__Stated goal__: Below are records; transcribe only the line with "Enumerate this screenshot's" and those after it, through the last line, without any change.

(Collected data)
· · ·

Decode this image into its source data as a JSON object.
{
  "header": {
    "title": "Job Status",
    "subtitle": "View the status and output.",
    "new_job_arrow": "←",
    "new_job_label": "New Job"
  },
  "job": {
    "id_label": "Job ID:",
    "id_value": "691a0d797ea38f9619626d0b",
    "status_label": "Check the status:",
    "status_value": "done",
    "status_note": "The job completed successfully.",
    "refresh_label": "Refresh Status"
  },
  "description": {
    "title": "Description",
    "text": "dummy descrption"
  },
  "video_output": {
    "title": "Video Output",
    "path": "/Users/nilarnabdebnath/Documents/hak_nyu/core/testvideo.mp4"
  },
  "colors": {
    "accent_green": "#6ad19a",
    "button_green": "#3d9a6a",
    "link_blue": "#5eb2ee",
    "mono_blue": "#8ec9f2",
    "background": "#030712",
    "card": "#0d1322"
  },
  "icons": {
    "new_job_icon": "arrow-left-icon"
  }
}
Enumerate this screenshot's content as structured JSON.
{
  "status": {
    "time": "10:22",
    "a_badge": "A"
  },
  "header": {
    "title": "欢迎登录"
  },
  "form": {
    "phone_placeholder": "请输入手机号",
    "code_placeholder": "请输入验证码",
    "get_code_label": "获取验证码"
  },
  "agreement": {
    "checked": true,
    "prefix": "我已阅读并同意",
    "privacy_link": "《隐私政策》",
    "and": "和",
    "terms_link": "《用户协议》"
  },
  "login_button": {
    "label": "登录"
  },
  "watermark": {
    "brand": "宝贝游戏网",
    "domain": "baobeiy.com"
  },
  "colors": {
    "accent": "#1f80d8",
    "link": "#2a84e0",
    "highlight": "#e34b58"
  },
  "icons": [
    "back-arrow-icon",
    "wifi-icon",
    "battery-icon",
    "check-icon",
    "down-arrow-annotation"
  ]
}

· · ·

__Exercise answer__:
Enumerate this screenshot's content as structured JSON.
{
  "status": {
    "time": "10:22",
    "a_badge": "A"
  },
  "header": {
    "title": "欢迎登录"
  },
  "form": {
    "phone_placeholder": "请输入手机号",
    "code_placeholder": "请输入验证码",
    "get_code_label": "获取验证码"
  },
  "agreement": {
    "checked": true,
    "prefix": "我已阅读并同意",
    "privacy_link": "《隐私政策》",
    "and": "和",
    "terms_link": "《用户协议》"
  },
  "login_button": {
    "label": "登录"
  },
  "watermark": {
    "brand": "宝贝游戏网",
    "domain": "baobeiy.com"
  },
  "colors": {
    "accent": "#1f80d8",
    "link": "#2a84e0",
    "highlight": "#e34b58"
  },
  "icons": [
    "back-arrow-icon",
    "wifi-icon",
    "battery-icon",
    "check-icon",
    "down-arrow-annotation"
  ]
}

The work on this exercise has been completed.